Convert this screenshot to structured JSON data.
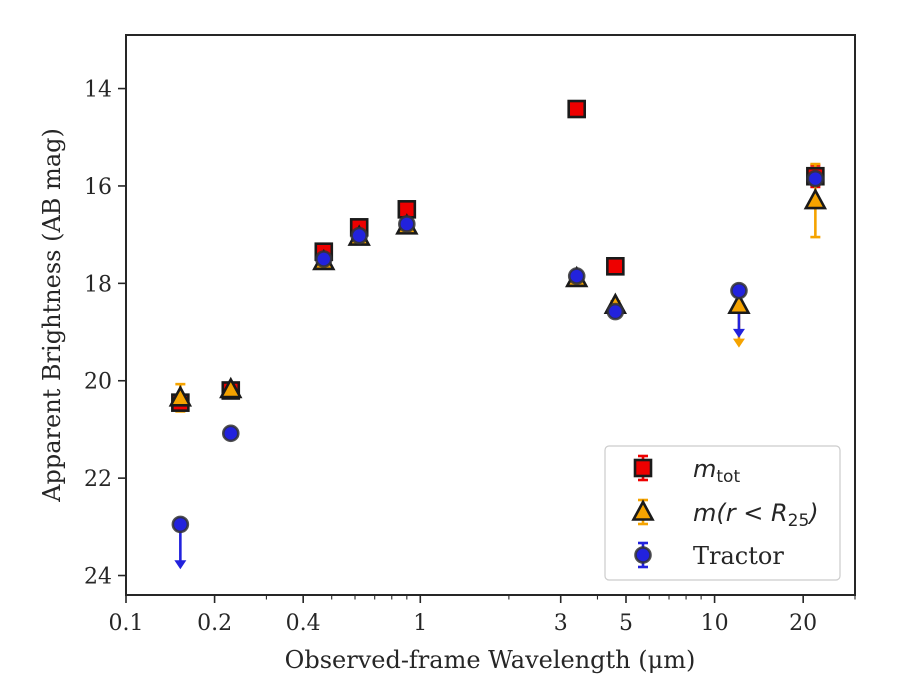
{
  "chart_data": {
    "type": "scatter",
    "xlabel": "Observed-frame Wavelength (μm)",
    "ylabel": "Apparent Brightness (AB mag)",
    "xscale": "log",
    "xlim": [
      0.1,
      30
    ],
    "ylim": [
      24.4,
      12.9
    ],
    "y_inverted": true,
    "xticks": [
      {
        "value": 0.1,
        "label": "0.1"
      },
      {
        "value": 0.2,
        "label": "0.2"
      },
      {
        "value": 0.4,
        "label": "0.4"
      },
      {
        "value": 1,
        "label": "1"
      },
      {
        "value": 3,
        "label": "3"
      },
      {
        "value": 5,
        "label": "5"
      },
      {
        "value": 10,
        "label": "10"
      },
      {
        "value": 20,
        "label": "20"
      }
    ],
    "yticks": [
      {
        "value": 14,
        "label": "14"
      },
      {
        "value": 16,
        "label": "16"
      },
      {
        "value": 18,
        "label": "18"
      },
      {
        "value": 20,
        "label": "20"
      },
      {
        "value": 22,
        "label": "22"
      },
      {
        "value": 24,
        "label": "24"
      }
    ],
    "legend_position": "lower-right",
    "grid": false,
    "series": [
      {
        "name": "m_tot",
        "legend_main": "m",
        "legend_sub": "tot",
        "marker": "square",
        "color": "#ee0000",
        "points": [
          {
            "x": 0.153,
            "y": 20.45,
            "err": 0.12
          },
          {
            "x": 0.227,
            "y": 20.2,
            "err": 0.1
          },
          {
            "x": 0.47,
            "y": 17.35,
            "err": 0.08
          },
          {
            "x": 0.62,
            "y": 16.85,
            "err": 0.08
          },
          {
            "x": 0.9,
            "y": 16.48,
            "err": 0.08
          },
          {
            "x": 3.4,
            "y": 14.42,
            "err": 0.05
          },
          {
            "x": 4.6,
            "y": 17.65,
            "err": 0.05
          },
          {
            "x": 22.0,
            "y": 15.8,
            "err": 0.22
          }
        ]
      },
      {
        "name": "m(r < R25)",
        "legend_main": "m(r < R",
        "legend_sub": "25",
        "legend_tail": ")",
        "marker": "triangle",
        "color": "#f5a300",
        "points": [
          {
            "x": 0.153,
            "y": 20.35,
            "err": 0.28
          },
          {
            "x": 0.227,
            "y": 20.18,
            "err": 0.1
          },
          {
            "x": 0.47,
            "y": 17.55,
            "err": 0.08
          },
          {
            "x": 0.62,
            "y": 17.05,
            "err": 0.08
          },
          {
            "x": 0.9,
            "y": 16.82,
            "err": 0.08
          },
          {
            "x": 3.4,
            "y": 17.9,
            "err": 0.05
          },
          {
            "x": 4.6,
            "y": 18.45,
            "err": 0.08
          },
          {
            "x": 12.1,
            "y": 18.45,
            "upper_limit_to": 19.3
          },
          {
            "x": 22.0,
            "y": 16.3,
            "err": 0.75
          }
        ]
      },
      {
        "name": "Tractor",
        "legend_main": "Tractor",
        "marker": "circle",
        "color": "#2222dd",
        "points": [
          {
            "x": 0.153,
            "y": 22.95,
            "upper_limit_to": 23.85
          },
          {
            "x": 0.227,
            "y": 21.08,
            "err": 0.08
          },
          {
            "x": 0.47,
            "y": 17.5,
            "err": 0.1
          },
          {
            "x": 0.62,
            "y": 17.02,
            "err": 0.1
          },
          {
            "x": 0.9,
            "y": 16.78,
            "err": 0.1
          },
          {
            "x": 3.4,
            "y": 17.85,
            "err": 0.08
          },
          {
            "x": 4.6,
            "y": 18.58,
            "err": 0.08
          },
          {
            "x": 12.1,
            "y": 18.15,
            "upper_limit_to": 19.1
          },
          {
            "x": 22.0,
            "y": 15.85,
            "err": 0.1
          }
        ]
      }
    ]
  }
}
--------------------------------
▸ Work instructions
Repeat the preceding records precisely, and leave every picture out of the copy.

▸ Exercise result
Convert this screenshot to structured JSON data.
{
  "chart_data": {
    "type": "scatter",
    "xlabel": "Observed-frame Wavelength (μm)",
    "ylabel": "Apparent Brightness (AB mag)",
    "xscale": "log",
    "xlim": [
      0.1,
      30
    ],
    "ylim": [
      24.4,
      12.9
    ],
    "y_inverted": true,
    "xticks": [
      {
        "value": 0.1,
        "label": "0.1"
      },
      {
        "value": 0.2,
        "label": "0.2"
      },
      {
        "value": 0.4,
        "label": "0.4"
      },
      {
        "value": 1,
        "label": "1"
      },
      {
        "value": 3,
        "label": "3"
      },
      {
        "value": 5,
        "label": "5"
      },
      {
        "value": 10,
        "label": "10"
      },
      {
        "value": 20,
        "label": "20"
      }
    ],
    "yticks": [
      {
        "value": 14,
        "label": "14"
      },
      {
        "value": 16,
        "label": "16"
      },
      {
        "value": 18,
        "label": "18"
      },
      {
        "value": 20,
        "label": "20"
      },
      {
        "value": 22,
        "label": "22"
      },
      {
        "value": 24,
        "label": "24"
      }
    ],
    "legend_position": "lower-right",
    "grid": false,
    "series": [
      {
        "name": "m_tot",
        "legend_main": "m",
        "legend_sub": "tot",
        "marker": "square",
        "color": "#ee0000",
        "points": [
          {
            "x": 0.153,
            "y": 20.45,
            "err": 0.12
          },
          {
            "x": 0.227,
            "y": 20.2,
            "err": 0.1
          },
          {
            "x": 0.47,
            "y": 17.35,
            "err": 0.08
          },
          {
            "x": 0.62,
            "y": 16.85,
            "err": 0.08
          },
          {
            "x": 0.9,
            "y": 16.48,
            "err": 0.08
          },
          {
            "x": 3.4,
            "y": 14.42,
            "err": 0.05
          },
          {
            "x": 4.6,
            "y": 17.65,
            "err": 0.05
          },
          {
            "x": 22.0,
            "y": 15.8,
            "err": 0.22
          }
        ]
      },
      {
        "name": "m(r < R25)",
        "legend_main": "m(r < R",
        "legend_sub": "25",
        "legend_tail": ")",
        "marker": "triangle",
        "color": "#f5a300",
        "points": [
          {
            "x": 0.153,
            "y": 20.35,
            "err": 0.28
          },
          {
            "x": 0.227,
            "y": 20.18,
            "err": 0.1
          },
          {
            "x": 0.47,
            "y": 17.55,
            "err": 0.08
          },
          {
            "x": 0.62,
            "y": 17.05,
            "err": 0.08
          },
          {
            "x": 0.9,
            "y": 16.82,
            "err": 0.08
          },
          {
            "x": 3.4,
            "y": 17.9,
            "err": 0.05
          },
          {
            "x": 4.6,
            "y": 18.45,
            "err": 0.08
          },
          {
            "x": 12.1,
            "y": 18.45,
            "upper_limit_to": 19.3
          },
          {
            "x": 22.0,
            "y": 16.3,
            "err": 0.75
          }
        ]
      },
      {
        "name": "Tractor",
        "legend_main": "Tractor",
        "marker": "circle",
        "color": "#2222dd",
        "points": [
          {
            "x": 0.153,
            "y": 22.95,
            "upper_limit_to": 23.85
          },
          {
            "x": 0.227,
            "y": 21.08,
            "err": 0.08
          },
          {
            "x": 0.47,
            "y": 17.5,
            "err": 0.1
          },
          {
            "x": 0.62,
            "y": 17.02,
            "err": 0.1
          },
          {
            "x": 0.9,
            "y": 16.78,
            "err": 0.1
          },
          {
            "x": 3.4,
            "y": 17.85,
            "err": 0.08
          },
          {
            "x": 4.6,
            "y": 18.58,
            "err": 0.08
          },
          {
            "x": 12.1,
            "y": 18.15,
            "upper_limit_to": 19.1
          },
          {
            "x": 22.0,
            "y": 15.85,
            "err": 0.1
          }
        ]
      }
    ]
  }
}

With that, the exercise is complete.